- [INSTRUCTIONS TO FOLLOW]: Give back all of the records exactly.

Segment Start: PROVIDED DATA

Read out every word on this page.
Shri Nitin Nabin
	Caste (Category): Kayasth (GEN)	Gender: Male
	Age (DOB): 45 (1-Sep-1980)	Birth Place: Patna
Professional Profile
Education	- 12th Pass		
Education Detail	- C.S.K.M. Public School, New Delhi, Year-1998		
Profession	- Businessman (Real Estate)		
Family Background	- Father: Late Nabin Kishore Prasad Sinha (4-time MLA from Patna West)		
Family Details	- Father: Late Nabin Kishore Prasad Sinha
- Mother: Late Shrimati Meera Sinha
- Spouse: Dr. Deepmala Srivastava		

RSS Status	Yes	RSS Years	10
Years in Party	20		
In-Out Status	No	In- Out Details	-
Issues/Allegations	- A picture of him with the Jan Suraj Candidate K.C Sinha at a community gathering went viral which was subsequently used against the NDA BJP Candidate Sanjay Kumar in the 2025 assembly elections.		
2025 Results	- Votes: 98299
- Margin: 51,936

Segment End: PROVIDED DATA

- [ANSWER TO THIS PROBLEM]:
Read out every word on this page.
Shri Nitin Nabin
	Caste (Category): Kayasth (GEN)	Gender: Male
	Age (DOB): 45 (1-Sep-1980)	Birth Place: Patna
Professional Profile
Education	- 12th Pass		
Education Detail	- C.S.K.M. Public School, New Delhi, Year-1998		
Profession	- Businessman (Real Estate)		
Family Background	- Father: Late Nabin Kishore Prasad Sinha (4-time MLA from Patna West)		
Family Details	- Father: Late Nabin Kishore Prasad Sinha
- Mother: Late Shrimati Meera Sinha
- Spouse: Dr. Deepmala Srivastava		

RSS Status	Yes	RSS Years	10
Years in Party	20		
In-Out Status	No	In- Out Details	-
Issues/Allegations	- A picture of him with the Jan Suraj Candidate K.C Sinha at a community gathering went viral which was subsequently used against the NDA BJP Candidate Sanjay Kumar in the 2025 assembly elections.		
2025 Results	- Votes: 98299
- Margin: 51,936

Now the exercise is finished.